THE PROBLEM
How many lines of the records below contain the word "người"? Answer with the number alone.

— Begin SUPPLIED RECORDS —

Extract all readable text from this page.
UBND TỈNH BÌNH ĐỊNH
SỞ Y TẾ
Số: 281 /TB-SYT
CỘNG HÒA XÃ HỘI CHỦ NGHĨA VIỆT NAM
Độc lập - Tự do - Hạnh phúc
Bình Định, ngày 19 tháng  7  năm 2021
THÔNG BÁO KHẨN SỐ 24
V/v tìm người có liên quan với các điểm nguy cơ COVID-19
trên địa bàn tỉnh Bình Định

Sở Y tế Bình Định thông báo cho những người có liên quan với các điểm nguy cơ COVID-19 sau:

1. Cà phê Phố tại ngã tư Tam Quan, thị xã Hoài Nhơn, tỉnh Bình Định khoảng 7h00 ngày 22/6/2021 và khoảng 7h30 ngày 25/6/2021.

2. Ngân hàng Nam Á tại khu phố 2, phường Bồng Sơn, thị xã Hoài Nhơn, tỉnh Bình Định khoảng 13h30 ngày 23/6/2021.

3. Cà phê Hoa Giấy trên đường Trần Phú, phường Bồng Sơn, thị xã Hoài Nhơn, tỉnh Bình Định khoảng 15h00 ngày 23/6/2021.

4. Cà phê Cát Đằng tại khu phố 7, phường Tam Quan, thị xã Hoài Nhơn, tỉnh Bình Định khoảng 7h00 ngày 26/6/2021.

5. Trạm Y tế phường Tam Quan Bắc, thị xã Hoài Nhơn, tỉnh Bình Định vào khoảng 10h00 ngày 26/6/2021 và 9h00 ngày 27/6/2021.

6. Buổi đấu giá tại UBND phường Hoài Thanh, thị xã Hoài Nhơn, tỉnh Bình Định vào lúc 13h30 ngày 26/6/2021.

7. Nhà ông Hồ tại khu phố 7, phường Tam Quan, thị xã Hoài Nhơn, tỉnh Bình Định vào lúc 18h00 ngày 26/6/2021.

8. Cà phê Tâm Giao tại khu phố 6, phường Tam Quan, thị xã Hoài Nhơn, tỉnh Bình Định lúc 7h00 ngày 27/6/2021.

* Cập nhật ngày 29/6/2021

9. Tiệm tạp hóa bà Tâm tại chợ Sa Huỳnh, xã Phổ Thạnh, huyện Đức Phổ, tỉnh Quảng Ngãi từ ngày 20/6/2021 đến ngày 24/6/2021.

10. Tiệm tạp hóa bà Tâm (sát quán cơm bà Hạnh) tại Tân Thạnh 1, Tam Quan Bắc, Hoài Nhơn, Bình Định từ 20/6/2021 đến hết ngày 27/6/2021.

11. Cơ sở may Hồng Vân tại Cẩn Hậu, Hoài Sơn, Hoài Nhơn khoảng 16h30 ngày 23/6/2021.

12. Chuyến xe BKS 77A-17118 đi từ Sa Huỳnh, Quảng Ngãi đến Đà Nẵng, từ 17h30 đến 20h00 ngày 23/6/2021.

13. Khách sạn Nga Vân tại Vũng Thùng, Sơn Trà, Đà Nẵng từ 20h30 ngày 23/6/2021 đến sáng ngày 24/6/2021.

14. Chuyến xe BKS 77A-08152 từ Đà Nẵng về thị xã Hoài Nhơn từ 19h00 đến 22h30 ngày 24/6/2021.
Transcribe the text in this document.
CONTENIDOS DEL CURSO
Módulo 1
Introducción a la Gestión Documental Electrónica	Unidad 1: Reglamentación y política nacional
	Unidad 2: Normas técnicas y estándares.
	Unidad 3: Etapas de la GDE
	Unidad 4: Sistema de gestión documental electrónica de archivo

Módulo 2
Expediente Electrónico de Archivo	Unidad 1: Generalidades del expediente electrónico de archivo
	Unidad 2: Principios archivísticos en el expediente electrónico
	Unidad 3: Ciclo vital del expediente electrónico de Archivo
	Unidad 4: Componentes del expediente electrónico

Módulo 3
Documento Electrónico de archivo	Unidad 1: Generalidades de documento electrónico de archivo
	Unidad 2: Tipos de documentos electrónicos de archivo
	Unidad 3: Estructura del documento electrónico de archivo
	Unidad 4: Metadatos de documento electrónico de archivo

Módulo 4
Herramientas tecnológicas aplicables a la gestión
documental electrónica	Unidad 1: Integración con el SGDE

— End SUPPLIED RECORDS —

RESPONSE TO THIS EXERCISE
2